# DIRECTIVE
All of the data below should be written out exactly.

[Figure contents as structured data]
# # # # #

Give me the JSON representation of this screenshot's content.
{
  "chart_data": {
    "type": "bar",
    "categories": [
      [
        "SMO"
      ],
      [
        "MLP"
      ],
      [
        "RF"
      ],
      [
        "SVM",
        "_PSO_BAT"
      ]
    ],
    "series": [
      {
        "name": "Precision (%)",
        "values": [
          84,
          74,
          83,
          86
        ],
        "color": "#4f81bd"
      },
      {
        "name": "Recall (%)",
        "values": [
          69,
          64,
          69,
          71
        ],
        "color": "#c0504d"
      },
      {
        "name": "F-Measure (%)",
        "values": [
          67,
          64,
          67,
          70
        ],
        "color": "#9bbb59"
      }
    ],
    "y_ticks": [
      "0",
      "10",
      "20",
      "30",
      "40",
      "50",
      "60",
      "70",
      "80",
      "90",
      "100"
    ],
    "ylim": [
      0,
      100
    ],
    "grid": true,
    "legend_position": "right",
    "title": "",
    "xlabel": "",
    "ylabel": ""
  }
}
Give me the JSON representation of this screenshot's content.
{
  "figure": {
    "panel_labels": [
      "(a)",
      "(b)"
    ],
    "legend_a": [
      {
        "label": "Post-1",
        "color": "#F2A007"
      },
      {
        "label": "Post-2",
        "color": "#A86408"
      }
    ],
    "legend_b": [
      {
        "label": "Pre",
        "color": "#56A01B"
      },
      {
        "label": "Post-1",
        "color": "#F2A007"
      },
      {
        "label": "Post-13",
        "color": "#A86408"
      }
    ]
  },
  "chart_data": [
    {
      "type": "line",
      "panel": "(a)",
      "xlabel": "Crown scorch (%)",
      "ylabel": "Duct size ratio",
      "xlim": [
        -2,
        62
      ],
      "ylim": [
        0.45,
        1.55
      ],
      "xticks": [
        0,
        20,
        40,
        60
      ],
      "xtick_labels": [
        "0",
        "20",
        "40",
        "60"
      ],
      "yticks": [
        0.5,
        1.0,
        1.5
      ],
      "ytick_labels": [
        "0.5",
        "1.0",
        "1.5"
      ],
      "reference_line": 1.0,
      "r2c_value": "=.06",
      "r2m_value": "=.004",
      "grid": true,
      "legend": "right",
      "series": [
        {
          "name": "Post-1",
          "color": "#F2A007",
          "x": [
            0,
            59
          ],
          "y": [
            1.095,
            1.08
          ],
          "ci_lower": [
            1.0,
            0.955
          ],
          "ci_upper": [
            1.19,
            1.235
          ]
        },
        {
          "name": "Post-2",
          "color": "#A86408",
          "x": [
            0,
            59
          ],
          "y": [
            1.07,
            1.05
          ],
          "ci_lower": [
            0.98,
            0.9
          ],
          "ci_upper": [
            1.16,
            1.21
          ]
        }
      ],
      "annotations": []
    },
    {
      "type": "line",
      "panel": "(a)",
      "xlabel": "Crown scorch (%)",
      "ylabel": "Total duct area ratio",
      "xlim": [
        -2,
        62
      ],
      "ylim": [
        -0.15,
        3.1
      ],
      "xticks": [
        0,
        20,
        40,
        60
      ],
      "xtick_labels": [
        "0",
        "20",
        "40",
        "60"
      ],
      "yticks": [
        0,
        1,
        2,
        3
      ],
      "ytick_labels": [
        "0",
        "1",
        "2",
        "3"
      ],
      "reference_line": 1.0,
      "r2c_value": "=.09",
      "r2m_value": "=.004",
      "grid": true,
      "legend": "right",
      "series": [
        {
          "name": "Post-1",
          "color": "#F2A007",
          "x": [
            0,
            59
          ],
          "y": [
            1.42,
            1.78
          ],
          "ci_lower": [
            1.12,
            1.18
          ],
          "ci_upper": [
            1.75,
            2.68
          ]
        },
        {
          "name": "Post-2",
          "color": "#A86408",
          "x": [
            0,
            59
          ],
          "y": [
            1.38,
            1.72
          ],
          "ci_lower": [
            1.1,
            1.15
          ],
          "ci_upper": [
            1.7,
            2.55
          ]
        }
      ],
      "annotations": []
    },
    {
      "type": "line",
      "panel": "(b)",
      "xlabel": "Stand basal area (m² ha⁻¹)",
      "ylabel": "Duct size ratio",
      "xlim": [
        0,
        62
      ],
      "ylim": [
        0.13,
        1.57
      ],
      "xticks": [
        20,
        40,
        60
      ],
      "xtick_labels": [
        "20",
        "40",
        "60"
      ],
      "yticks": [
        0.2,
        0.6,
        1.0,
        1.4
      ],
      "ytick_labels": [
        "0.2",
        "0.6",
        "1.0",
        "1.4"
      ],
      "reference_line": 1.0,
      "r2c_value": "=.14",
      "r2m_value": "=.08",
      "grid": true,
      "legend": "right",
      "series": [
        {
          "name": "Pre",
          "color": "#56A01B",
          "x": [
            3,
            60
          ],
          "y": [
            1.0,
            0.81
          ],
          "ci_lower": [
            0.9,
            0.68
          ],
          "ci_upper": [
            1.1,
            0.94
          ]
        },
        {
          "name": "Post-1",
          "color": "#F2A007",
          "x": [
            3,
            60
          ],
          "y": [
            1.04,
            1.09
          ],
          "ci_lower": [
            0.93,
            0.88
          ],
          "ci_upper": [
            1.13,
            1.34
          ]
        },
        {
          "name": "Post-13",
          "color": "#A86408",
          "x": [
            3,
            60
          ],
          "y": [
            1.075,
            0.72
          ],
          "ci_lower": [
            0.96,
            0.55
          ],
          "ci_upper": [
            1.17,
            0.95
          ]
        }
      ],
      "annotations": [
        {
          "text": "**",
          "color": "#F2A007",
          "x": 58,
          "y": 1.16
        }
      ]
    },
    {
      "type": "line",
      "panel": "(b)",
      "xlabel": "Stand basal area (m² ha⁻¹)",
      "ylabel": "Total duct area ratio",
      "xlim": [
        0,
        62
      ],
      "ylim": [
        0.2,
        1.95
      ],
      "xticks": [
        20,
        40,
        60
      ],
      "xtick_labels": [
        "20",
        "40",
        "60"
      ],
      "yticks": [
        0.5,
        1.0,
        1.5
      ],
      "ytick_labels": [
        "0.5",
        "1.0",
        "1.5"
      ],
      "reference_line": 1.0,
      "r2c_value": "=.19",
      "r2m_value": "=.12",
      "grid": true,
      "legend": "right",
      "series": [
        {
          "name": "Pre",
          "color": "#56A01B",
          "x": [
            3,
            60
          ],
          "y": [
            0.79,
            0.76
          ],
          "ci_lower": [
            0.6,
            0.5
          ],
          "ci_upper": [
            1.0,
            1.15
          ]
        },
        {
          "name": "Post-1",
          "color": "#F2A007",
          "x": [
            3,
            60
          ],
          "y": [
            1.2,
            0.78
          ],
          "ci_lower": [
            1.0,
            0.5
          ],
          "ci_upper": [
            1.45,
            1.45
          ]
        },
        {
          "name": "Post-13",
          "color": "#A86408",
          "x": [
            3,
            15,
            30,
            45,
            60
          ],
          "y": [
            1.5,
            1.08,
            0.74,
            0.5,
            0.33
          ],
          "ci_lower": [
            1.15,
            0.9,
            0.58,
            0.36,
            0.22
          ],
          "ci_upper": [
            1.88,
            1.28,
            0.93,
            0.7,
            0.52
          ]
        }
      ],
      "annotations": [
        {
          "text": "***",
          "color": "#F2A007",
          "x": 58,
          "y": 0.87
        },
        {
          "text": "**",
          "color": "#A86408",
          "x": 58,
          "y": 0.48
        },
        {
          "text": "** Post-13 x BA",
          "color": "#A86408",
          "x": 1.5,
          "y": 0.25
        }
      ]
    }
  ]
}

# # # # #

# RESULT OF THIS EXERCISE
Give me the JSON representation of this screenshot's content.
{
  "chart_data": {
    "type": "bar",
    "categories": [
      [
        "SMO"
      ],
      [
        "MLP"
      ],
      [
        "RF"
      ],
      [
        "SVM",
        "_PSO_BAT"
      ]
    ],
    "series": [
      {
        "name": "Precision (%)",
        "values": [
          84,
          74,
          83,
          86
        ],
        "color": "#4f81bd"
      },
      {
        "name": "Recall (%)",
        "values": [
          69,
          64,
          69,
          71
        ],
        "color": "#c0504d"
      },
      {
        "name": "F-Measure (%)",
        "values": [
          67,
          64,
          67,
          70
        ],
        "color": "#9bbb59"
      }
    ],
    "y_ticks": [
      "0",
      "10",
      "20",
      "30",
      "40",
      "50",
      "60",
      "70",
      "80",
      "90",
      "100"
    ],
    "ylim": [
      0,
      100
    ],
    "grid": true,
    "legend_position": "right",
    "title": "",
    "xlabel": "",
    "ylabel": ""
  }
}
Give me the JSON representation of this screenshot's content.
{
  "figure": {
    "panel_labels": [
      "(a)",
      "(b)"
    ],
    "legend_a": [
      {
        "label": "Post-1",
        "color": "#F2A007"
      },
      {
        "label": "Post-2",
        "color": "#A86408"
      }
    ],
    "legend_b": [
      {
        "label": "Pre",
        "color": "#56A01B"
      },
      {
        "label": "Post-1",
        "color": "#F2A007"
      },
      {
        "label": "Post-13",
        "color": "#A86408"
      }
    ]
  },
  "chart_data": [
    {
      "type": "line",
      "panel": "(a)",
      "xlabel": "Crown scorch (%)",
      "ylabel": "Duct size ratio",
      "xlim": [
        -2,
        62
      ],
      "ylim": [
        0.45,
        1.55
      ],
      "xticks": [
        0,
        20,
        40,
        60
      ],
      "xtick_labels": [
        "0",
        "20",
        "40",
        "60"
      ],
      "yticks": [
        0.5,
        1.0,
        1.5
      ],
      "ytick_labels": [
        "0.5",
        "1.0",
        "1.5"
      ],
      "reference_line": 1.0,
      "r2c_value": "=.06",
      "r2m_value": "=.004",
      "grid": true,
      "legend": "right",
      "series": [
        {
          "name": "Post-1",
          "color": "#F2A007",
          "x": [
            0,
            59
          ],
          "y": [
            1.095,
            1.08
          ],
          "ci_lower": [
            1.0,
            0.955
          ],
          "ci_upper": [
            1.19,
            1.235
          ]
        },
        {
          "name": "Post-2",
          "color": "#A86408",
          "x": [
            0,
            59
          ],
          "y": [
            1.07,
            1.05
          ],
          "ci_lower": [
            0.98,
            0.9
          ],
          "ci_upper": [
            1.16,
            1.21
          ]
        }
      ],
      "annotations": []
    },
    {
      "type": "line",
      "panel": "(a)",
      "xlabel": "Crown scorch (%)",
      "ylabel": "Total duct area ratio",
      "xlim": [
        -2,
        62
      ],
      "ylim": [
        -0.15,
        3.1
      ],
      "xticks": [
        0,
        20,
        40,
        60
      ],
      "xtick_labels": [
        "0",
        "20",
        "40",
        "60"
      ],
      "yticks": [
        0,
        1,
        2,
        3
      ],
      "ytick_labels": [
        "0",
        "1",
        "2",
        "3"
      ],
      "reference_line": 1.0,
      "r2c_value": "=.09",
      "r2m_value": "=.004",
      "grid": true,
      "legend": "right",
      "series": [
        {
          "name": "Post-1",
          "color": "#F2A007",
          "x": [
            0,
            59
          ],
          "y": [
            1.42,
            1.78
          ],
          "ci_lower": [
            1.12,
            1.18
          ],
          "ci_upper": [
            1.75,
            2.68
          ]
        },
        {
          "name": "Post-2",
          "color": "#A86408",
          "x": [
            0,
            59
          ],
          "y": [
            1.38,
            1.72
          ],
          "ci_lower": [
            1.1,
            1.15
          ],
          "ci_upper": [
            1.7,
            2.55
          ]
        }
      ],
      "annotations": []
    },
    {
      "type": "line",
      "panel": "(b)",
      "xlabel": "Stand basal area (m² ha⁻¹)",
      "ylabel": "Duct size ratio",
      "xlim": [
        0,
        62
      ],
      "ylim": [
        0.13,
        1.57
      ],
      "xticks": [
        20,
        40,
        60
      ],
      "xtick_labels": [
        "20",
        "40",
        "60"
      ],
      "yticks": [
        0.2,
        0.6,
        1.0,
        1.4
      ],
      "ytick_labels": [
        "0.2",
        "0.6",
        "1.0",
        "1.4"
      ],
      "reference_line": 1.0,
      "r2c_value": "=.14",
      "r2m_value": "=.08",
      "grid": true,
      "legend": "right",
      "series": [
        {
          "name": "Pre",
          "color": "#56A01B",
          "x": [
            3,
            60
          ],
          "y": [
            1.0,
            0.81
          ],
          "ci_lower": [
            0.9,
            0.68
          ],
          "ci_upper": [
            1.1,
            0.94
          ]
        },
        {
          "name": "Post-1",
          "color": "#F2A007",
          "x": [
            3,
            60
          ],
          "y": [
            1.04,
            1.09
          ],
          "ci_lower": [
            0.93,
            0.88
          ],
          "ci_upper": [
            1.13,
            1.34
          ]
        },
        {
          "name": "Post-13",
          "color": "#A86408",
          "x": [
            3,
            60
          ],
          "y": [
            1.075,
            0.72
          ],
          "ci_lower": [
            0.96,
            0.55
          ],
          "ci_upper": [
            1.17,
            0.95
          ]
        }
      ],
      "annotations": [
        {
          "text": "**",
          "color": "#F2A007",
          "x": 58,
          "y": 1.16
        }
      ]
    },
    {
      "type": "line",
      "panel": "(b)",
      "xlabel": "Stand basal area (m² ha⁻¹)",
      "ylabel": "Total duct area ratio",
      "xlim": [
        0,
        62
      ],
      "ylim": [
        0.2,
        1.95
      ],
      "xticks": [
        20,
        40,
        60
      ],
      "xtick_labels": [
        "20",
        "40",
        "60"
      ],
      "yticks": [
        0.5,
        1.0,
        1.5
      ],
      "ytick_labels": [
        "0.5",
        "1.0",
        "1.5"
      ],
      "reference_line": 1.0,
      "r2c_value": "=.19",
      "r2m_value": "=.12",
      "grid": true,
      "legend": "right",
      "series": [
        {
          "name": "Pre",
          "color": "#56A01B",
          "x": [
            3,
            60
          ],
          "y": [
            0.79,
            0.76
          ],
          "ci_lower": [
            0.6,
            0.5
          ],
          "ci_upper": [
            1.0,
            1.15
          ]
        },
        {
          "name": "Post-1",
          "color": "#F2A007",
          "x": [
            3,
            60
          ],
          "y": [
            1.2,
            0.78
          ],
          "ci_lower": [
            1.0,
            0.5
          ],
          "ci_upper": [
            1.45,
            1.45
          ]
        },
        {
          "name": "Post-13",
          "color": "#A86408",
          "x": [
            3,
            15,
            30,
            45,
            60
          ],
          "y": [
            1.5,
            1.08,
            0.74,
            0.5,
            0.33
          ],
          "ci_lower": [
            1.15,
            0.9,
            0.58,
            0.36,
            0.22
          ],
          "ci_upper": [
            1.88,
            1.28,
            0.93,
            0.7,
            0.52
          ]
        }
      ],
      "annotations": [
        {
          "text": "***",
          "color": "#F2A007",
          "x": 58,
          "y": 0.87
        },
        {
          "text": "**",
          "color": "#A86408",
          "x": 58,
          "y": 0.48
        },
        {
          "text": "** Post-13 x BA",
          "color": "#A86408",
          "x": 1.5,
          "y": 0.25
        }
      ]
    }
  ]
}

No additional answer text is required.